### DIRECTION
Find the lines in these entries that include the word "bottom" and state how many there are, with no other words.

+ + + +

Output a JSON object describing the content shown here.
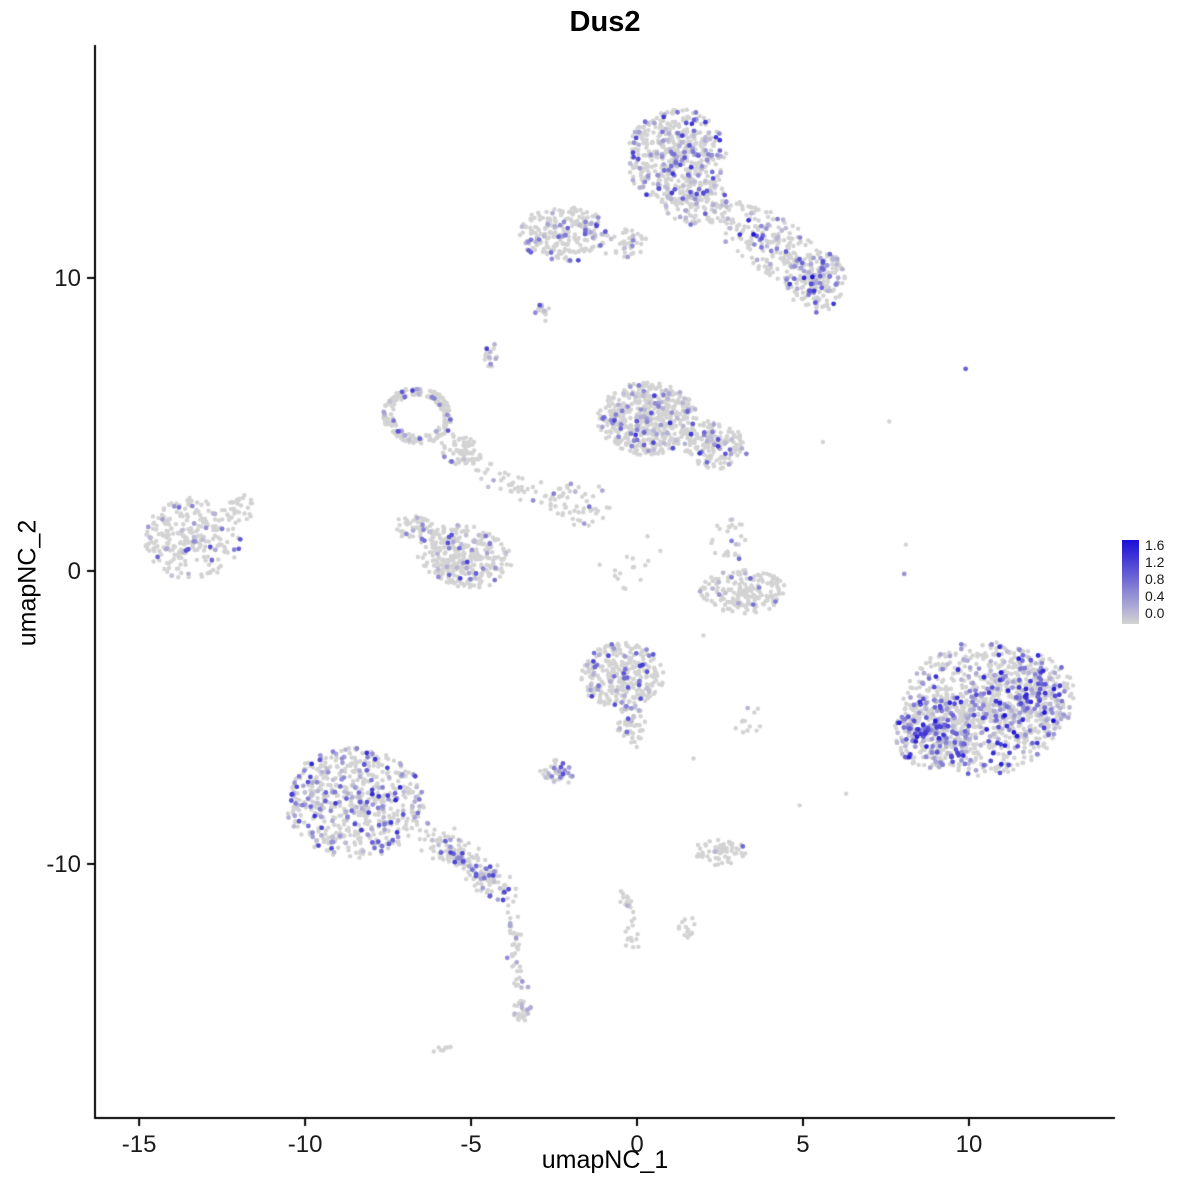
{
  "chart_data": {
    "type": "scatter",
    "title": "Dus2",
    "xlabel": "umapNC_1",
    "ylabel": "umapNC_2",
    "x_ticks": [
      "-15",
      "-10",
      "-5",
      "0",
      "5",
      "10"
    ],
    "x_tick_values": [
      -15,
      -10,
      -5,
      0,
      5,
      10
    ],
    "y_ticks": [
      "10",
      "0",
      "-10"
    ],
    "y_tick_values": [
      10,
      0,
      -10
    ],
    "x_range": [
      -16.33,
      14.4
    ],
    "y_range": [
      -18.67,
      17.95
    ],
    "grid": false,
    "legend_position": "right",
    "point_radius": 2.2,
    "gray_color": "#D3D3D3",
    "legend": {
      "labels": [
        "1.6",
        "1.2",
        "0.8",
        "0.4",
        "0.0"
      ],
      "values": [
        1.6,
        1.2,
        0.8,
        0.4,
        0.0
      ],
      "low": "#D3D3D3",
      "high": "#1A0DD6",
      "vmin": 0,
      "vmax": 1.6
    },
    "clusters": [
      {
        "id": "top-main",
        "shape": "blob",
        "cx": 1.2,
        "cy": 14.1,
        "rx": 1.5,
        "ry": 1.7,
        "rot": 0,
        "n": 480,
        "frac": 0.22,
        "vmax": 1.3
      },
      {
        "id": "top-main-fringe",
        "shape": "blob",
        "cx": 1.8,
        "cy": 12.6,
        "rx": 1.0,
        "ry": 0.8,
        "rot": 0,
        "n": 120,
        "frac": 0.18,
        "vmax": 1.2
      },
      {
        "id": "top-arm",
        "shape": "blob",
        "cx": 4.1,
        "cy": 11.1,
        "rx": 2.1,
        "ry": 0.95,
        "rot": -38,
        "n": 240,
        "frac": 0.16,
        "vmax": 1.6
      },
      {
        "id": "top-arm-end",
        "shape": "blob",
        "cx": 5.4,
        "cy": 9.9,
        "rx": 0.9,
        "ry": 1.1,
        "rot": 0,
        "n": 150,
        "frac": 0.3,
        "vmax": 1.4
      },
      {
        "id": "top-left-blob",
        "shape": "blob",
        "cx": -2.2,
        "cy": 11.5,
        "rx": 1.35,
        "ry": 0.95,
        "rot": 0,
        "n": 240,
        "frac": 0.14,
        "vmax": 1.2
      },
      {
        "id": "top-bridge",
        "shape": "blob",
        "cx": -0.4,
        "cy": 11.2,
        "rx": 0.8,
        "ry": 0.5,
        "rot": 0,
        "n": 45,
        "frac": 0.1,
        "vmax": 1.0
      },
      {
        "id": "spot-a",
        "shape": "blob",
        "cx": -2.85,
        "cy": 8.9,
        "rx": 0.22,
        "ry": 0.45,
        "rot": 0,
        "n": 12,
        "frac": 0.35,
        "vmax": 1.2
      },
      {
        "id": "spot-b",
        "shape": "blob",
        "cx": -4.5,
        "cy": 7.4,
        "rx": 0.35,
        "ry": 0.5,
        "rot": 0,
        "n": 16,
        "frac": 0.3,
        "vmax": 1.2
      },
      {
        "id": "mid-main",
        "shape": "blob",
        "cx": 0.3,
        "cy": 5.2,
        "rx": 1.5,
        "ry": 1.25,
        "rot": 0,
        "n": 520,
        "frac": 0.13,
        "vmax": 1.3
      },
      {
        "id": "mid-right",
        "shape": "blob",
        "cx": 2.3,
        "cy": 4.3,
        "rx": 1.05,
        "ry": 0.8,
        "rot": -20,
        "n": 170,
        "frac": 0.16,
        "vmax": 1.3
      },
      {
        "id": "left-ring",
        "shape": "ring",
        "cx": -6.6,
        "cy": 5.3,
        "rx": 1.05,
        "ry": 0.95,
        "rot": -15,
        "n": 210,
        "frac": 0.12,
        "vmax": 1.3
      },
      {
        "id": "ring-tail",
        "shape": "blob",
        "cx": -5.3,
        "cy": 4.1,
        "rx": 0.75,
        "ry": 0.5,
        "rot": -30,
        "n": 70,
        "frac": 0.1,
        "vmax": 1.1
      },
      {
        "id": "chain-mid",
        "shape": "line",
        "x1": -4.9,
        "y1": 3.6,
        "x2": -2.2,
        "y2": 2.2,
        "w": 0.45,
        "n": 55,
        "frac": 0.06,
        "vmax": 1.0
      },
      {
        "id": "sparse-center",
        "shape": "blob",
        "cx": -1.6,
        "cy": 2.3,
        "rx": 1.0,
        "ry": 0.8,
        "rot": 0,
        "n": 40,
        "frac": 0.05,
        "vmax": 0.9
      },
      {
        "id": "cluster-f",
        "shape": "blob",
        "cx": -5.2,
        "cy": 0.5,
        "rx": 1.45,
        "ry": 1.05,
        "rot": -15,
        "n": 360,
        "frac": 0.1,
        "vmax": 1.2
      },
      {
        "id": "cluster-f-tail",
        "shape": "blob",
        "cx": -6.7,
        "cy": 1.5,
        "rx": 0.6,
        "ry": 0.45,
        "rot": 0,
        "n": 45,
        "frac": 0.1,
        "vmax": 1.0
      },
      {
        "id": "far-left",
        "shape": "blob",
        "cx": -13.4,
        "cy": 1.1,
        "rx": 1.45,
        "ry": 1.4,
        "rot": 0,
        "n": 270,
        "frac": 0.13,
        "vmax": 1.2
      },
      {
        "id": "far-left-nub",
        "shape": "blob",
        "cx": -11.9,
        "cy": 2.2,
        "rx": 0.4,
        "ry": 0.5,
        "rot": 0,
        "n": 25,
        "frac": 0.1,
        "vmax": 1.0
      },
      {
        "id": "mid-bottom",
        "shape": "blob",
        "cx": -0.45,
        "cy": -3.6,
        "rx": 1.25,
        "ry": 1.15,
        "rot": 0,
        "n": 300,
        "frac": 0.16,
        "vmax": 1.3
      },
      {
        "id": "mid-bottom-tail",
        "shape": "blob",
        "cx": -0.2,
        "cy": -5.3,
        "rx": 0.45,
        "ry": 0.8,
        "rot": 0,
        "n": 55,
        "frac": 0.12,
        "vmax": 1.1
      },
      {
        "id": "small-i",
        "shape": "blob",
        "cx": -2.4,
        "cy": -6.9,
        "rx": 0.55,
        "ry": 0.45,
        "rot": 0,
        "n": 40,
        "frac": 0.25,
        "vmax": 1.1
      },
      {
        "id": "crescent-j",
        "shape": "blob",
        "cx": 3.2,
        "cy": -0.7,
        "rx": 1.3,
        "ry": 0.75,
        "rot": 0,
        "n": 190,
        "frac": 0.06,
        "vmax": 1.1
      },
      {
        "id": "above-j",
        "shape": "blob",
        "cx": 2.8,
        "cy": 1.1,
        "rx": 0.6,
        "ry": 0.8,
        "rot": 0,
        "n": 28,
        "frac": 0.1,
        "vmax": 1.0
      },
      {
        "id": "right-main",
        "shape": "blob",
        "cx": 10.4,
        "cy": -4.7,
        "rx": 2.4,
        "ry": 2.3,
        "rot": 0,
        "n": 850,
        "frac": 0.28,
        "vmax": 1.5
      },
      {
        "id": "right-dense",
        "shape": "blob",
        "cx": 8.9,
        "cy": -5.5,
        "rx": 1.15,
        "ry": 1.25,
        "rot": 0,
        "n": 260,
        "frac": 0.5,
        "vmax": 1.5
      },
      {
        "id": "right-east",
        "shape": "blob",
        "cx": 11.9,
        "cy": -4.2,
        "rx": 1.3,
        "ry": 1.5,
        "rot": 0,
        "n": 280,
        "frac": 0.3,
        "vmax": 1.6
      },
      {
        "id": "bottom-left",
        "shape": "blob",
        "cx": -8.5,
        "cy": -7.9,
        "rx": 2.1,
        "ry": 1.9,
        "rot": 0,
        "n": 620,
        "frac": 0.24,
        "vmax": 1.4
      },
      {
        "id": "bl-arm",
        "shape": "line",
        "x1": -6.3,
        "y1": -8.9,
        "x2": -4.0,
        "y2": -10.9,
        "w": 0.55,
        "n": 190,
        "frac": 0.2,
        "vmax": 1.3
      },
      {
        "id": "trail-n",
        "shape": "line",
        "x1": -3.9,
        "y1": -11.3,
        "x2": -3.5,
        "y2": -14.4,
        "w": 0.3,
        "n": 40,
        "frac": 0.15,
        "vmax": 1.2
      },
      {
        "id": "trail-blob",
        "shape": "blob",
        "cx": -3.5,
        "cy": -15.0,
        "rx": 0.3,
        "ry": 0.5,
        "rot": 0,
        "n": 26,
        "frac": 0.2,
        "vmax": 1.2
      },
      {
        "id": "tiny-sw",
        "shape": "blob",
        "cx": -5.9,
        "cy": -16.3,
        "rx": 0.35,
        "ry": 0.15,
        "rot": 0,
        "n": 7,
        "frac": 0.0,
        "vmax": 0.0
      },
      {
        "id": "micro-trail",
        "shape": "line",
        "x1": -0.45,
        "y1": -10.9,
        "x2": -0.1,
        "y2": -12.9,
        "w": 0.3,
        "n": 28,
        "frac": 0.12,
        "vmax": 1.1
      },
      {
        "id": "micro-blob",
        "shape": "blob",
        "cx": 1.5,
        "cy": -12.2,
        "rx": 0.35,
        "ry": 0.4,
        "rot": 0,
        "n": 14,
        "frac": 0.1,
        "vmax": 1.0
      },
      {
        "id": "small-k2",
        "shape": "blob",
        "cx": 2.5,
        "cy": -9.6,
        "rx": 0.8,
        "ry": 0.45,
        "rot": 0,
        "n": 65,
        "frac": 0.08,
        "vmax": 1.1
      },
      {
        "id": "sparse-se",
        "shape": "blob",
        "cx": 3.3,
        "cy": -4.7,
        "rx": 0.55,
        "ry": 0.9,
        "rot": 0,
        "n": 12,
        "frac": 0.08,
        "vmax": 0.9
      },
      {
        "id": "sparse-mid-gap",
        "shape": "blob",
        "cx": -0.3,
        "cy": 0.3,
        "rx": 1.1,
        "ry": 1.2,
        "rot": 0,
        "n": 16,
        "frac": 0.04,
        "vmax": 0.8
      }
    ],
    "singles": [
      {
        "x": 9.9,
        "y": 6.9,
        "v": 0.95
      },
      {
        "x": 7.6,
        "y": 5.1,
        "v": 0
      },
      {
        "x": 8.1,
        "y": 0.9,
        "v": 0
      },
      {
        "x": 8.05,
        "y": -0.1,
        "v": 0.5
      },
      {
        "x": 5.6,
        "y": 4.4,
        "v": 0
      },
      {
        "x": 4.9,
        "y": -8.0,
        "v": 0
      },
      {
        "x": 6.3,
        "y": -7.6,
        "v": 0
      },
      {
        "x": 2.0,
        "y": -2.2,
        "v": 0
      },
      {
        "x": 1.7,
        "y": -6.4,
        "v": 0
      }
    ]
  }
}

+ + + +

### TASK RESPONSE
3